Extract every line where the string "alone" appears.

**Record list:**
►
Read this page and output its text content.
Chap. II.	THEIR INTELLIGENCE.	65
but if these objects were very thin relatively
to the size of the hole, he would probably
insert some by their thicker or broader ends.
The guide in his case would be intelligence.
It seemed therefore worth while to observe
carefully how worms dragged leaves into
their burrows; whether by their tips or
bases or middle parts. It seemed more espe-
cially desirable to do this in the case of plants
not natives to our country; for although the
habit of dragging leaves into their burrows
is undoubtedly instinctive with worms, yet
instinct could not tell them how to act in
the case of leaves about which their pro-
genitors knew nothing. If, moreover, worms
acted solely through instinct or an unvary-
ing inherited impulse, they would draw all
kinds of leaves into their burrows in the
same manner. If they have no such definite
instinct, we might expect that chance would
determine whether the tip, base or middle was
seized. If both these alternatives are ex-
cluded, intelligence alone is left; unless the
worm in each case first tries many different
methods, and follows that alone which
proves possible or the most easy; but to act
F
◄
**Task result:**
cluded, intelligence alone is left; unless the
methods, and follows that alone which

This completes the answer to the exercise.